羅毅
摘要:國際條約的國內適用是指國內機關依照法定職權和程序將條約內容運用于具體主體和事項的活動。國際條約的國內適用以立法將條約納入國內法律體系為前提,納入方式有轉化和并入兩種。在轉化方式下,國際條約的國內適用是間接適用,在并入方式下,國際條約的國內適用則可能涉及直接適用。我國現行憲法性法律對于國際條約的納入和適用方式并無明確具體規定,這導致理論和實踐出現了一些誤區。
Abstract: Domestic application of international treaty refers to domestic authorities applying treaty to specific subject and issue, according to statutory power and procedure. Incorporating treaty into domestic legal system is the precondition of domestic application of treaty, with two modes of transformation and adoption. Domestic application of international treaty is indirect application under transformation mode, while may be direct application under adoption mode. The current constitutional law of China has no specific requirement for incorporation and application of international treaty, leading to some misunderstanding of theory and practice.
關鍵詞:國際條約;轉化;并入;國內適用
Key words: international treaty;transformation;adoption;domestic application
中圖分類號:D816 文獻標識碼:A 文章編號:1006-4311(2017)07-0229-04
0 引言
國際條約,簡稱條約,主要是指兩個或兩個以上國家意在原則上按照國際法產生、改變或廢止相互間權利義務的意思表示的一致。①條約的國內適用是指國內專門機關依照法定職權和程序將條約內容運用于具體主體和事項的活動。條約締結并生效以后,接下來的任務就是切實履行條約所規定的義務。條約義務通常由締約國履行,而與個人無涉。但某些條約對個人的權利義務作了規定,這些條約就可能需要在國內層面上對其內容予以適用,于是便產生了條約的國內適用問題[1](P651-652)。

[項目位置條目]
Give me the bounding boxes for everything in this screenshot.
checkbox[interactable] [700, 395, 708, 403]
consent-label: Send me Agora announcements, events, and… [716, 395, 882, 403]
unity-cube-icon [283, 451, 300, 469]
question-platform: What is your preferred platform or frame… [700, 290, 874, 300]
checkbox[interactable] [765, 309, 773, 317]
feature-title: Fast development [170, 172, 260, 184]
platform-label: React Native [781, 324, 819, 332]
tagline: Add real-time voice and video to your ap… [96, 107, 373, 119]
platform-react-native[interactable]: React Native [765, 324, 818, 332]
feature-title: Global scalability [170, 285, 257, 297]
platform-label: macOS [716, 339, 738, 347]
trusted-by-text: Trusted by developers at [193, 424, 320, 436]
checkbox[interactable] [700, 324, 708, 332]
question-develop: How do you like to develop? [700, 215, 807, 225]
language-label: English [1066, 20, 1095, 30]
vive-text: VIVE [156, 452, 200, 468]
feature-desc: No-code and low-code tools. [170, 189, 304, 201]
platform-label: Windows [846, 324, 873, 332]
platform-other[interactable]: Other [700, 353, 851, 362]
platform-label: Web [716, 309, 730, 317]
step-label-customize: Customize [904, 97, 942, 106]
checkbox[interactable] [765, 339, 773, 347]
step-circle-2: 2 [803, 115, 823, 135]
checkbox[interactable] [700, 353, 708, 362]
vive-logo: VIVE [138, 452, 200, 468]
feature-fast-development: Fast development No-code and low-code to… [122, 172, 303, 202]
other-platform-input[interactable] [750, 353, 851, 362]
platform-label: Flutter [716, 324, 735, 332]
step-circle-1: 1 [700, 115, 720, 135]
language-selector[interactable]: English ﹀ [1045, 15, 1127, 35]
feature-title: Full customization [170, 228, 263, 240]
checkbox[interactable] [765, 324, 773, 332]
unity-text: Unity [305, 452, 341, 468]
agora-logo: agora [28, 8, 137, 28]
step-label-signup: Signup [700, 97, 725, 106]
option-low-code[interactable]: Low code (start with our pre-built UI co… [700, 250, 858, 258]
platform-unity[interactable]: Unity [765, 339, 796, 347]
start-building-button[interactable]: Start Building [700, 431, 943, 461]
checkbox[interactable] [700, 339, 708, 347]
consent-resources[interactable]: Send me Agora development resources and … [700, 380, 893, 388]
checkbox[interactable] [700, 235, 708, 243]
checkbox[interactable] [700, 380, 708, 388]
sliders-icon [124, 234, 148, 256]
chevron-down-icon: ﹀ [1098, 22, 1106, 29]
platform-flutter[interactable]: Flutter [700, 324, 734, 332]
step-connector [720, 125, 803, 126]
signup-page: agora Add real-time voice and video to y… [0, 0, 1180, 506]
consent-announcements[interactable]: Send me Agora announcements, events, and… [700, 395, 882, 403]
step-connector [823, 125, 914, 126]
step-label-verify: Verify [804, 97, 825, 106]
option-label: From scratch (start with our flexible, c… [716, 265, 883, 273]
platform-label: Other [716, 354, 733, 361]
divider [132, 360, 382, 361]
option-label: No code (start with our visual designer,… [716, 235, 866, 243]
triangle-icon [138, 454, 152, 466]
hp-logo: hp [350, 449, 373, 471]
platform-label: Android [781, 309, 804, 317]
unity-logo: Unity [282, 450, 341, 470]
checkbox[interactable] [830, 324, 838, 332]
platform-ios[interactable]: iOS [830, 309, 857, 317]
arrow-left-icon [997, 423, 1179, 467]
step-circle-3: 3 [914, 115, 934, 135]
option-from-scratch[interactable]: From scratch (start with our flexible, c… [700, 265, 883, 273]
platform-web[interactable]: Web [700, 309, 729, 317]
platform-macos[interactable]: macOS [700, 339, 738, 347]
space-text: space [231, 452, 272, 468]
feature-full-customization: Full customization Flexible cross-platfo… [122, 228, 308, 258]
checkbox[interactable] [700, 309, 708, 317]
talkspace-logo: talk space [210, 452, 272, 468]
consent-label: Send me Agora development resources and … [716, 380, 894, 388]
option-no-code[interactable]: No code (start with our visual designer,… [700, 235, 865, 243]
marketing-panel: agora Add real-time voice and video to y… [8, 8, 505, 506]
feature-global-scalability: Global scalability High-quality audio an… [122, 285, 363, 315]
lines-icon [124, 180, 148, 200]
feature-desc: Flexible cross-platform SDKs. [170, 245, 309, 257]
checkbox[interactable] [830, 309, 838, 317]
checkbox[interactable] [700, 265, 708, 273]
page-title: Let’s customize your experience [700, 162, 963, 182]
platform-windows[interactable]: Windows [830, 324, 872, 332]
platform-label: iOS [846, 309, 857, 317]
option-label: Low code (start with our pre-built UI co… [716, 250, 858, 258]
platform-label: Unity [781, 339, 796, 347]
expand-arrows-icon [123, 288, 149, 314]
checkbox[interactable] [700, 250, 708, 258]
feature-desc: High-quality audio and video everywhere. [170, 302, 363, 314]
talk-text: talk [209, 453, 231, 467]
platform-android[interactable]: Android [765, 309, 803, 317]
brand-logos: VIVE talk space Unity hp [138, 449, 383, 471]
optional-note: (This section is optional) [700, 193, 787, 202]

### [練習目的]
能否把上方論國際條約國內適用的文章中,以含有“關鍵詞:國際條約;轉化;并入;國內適用”的詞句開頭、到“[1](P651-652)。”為止的那一段,一字不差地再寫一遍?

### [最終結果]
關鍵詞:國際條約;轉化;并入;國內適用
Key words: international treaty;transformation;adoption;domestic application
中圖分類號:D816 文獻標識碼:A 文章編號:1006-4311(2017)07-0229-04
0 引言
國際條約,簡稱條約,主要是指兩個或兩個以上國家意在原則上按照國際法產生、改變或廢止相互間權利義務的意思表示的一致。①條約的國內適用是指國內專門機關依照法定職權和程序將條約內容運用于具體主體和事項的活動。條約締結并生效以后,接下來的任務就是切實履行條約所規定的義務。條約義務通常由締約國履行,而與個人無涉。但某些條約對個人的權利義務作了規定,這些條約就可能需要在國內層面上對其內容予以適用,于是便產生了條約的國內適用問題[1](P651-652)。